◆ **EXERCISE DETAILS**: Reply with one number only: the count of lines below that contain the word "SOLIDWORKS".

+++ EXTRACTED DATA +++

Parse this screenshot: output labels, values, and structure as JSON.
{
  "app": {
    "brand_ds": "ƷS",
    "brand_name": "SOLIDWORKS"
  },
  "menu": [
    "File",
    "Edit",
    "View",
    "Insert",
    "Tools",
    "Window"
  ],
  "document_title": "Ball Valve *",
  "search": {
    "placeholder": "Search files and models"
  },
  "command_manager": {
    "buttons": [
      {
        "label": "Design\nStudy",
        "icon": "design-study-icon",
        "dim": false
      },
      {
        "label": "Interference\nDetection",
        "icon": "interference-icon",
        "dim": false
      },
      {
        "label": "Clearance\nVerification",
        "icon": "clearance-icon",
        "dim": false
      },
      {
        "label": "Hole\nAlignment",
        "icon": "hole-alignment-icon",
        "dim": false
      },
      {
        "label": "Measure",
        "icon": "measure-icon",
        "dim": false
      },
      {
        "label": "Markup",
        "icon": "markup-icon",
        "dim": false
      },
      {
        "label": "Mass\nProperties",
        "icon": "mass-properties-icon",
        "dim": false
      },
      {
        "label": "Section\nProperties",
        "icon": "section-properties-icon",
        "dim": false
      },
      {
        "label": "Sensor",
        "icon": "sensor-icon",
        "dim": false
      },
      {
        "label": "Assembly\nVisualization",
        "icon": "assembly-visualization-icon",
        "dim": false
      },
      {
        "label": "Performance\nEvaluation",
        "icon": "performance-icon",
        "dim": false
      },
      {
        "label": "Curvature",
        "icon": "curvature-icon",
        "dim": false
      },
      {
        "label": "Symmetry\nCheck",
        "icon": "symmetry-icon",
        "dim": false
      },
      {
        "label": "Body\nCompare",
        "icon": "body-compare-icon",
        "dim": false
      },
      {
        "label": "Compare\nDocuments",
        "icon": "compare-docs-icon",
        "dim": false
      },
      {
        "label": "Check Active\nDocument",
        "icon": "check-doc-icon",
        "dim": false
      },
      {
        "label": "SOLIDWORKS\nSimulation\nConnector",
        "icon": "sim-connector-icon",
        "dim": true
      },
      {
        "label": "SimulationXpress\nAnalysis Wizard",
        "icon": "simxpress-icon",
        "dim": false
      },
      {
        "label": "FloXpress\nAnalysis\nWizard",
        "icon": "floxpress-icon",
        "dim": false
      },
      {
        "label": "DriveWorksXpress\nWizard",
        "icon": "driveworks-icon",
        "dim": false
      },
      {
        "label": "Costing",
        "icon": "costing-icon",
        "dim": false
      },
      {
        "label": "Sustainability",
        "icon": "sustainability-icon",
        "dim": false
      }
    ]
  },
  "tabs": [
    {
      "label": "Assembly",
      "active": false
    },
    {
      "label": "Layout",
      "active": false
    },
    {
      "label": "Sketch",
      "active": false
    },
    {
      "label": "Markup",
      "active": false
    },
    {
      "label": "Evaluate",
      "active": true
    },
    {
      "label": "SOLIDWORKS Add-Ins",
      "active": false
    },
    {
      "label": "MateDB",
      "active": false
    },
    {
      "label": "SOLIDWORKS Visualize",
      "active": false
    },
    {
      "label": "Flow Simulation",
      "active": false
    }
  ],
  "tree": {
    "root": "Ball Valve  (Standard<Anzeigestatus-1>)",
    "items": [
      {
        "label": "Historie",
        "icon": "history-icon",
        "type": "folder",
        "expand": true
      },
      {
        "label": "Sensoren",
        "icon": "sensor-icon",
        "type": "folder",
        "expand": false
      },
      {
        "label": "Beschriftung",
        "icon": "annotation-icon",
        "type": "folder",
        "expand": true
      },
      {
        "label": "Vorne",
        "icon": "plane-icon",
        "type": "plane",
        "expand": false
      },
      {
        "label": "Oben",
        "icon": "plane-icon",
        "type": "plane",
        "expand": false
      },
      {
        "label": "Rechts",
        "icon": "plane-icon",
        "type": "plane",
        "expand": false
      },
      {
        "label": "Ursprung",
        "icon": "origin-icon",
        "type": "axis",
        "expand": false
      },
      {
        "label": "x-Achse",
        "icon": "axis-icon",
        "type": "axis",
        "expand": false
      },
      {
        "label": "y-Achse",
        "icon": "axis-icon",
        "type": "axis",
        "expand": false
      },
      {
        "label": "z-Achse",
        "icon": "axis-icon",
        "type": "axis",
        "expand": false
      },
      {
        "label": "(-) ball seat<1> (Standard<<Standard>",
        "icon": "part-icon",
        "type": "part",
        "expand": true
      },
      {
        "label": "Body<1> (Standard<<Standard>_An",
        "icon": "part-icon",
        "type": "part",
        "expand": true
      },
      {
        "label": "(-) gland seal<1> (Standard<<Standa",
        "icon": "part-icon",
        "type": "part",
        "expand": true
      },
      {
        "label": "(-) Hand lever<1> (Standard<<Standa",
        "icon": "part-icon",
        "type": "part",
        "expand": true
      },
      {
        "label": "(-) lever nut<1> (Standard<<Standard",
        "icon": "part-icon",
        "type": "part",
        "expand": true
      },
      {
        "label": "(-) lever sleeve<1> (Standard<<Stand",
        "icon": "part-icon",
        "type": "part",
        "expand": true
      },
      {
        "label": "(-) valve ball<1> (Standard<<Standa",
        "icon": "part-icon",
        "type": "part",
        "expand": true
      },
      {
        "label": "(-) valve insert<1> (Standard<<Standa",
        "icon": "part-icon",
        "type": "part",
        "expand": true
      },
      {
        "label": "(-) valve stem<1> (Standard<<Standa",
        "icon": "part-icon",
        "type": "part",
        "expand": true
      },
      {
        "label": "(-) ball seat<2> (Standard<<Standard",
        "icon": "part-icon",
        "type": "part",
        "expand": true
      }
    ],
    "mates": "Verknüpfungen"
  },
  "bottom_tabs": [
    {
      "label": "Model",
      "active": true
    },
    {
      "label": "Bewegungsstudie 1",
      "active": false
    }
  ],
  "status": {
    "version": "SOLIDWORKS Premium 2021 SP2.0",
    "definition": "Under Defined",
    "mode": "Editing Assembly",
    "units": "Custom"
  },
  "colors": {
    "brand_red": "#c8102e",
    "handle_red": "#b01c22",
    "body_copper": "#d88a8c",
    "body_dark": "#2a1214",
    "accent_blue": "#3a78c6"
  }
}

+++

◆ **CORRECT RESPONSE**: 5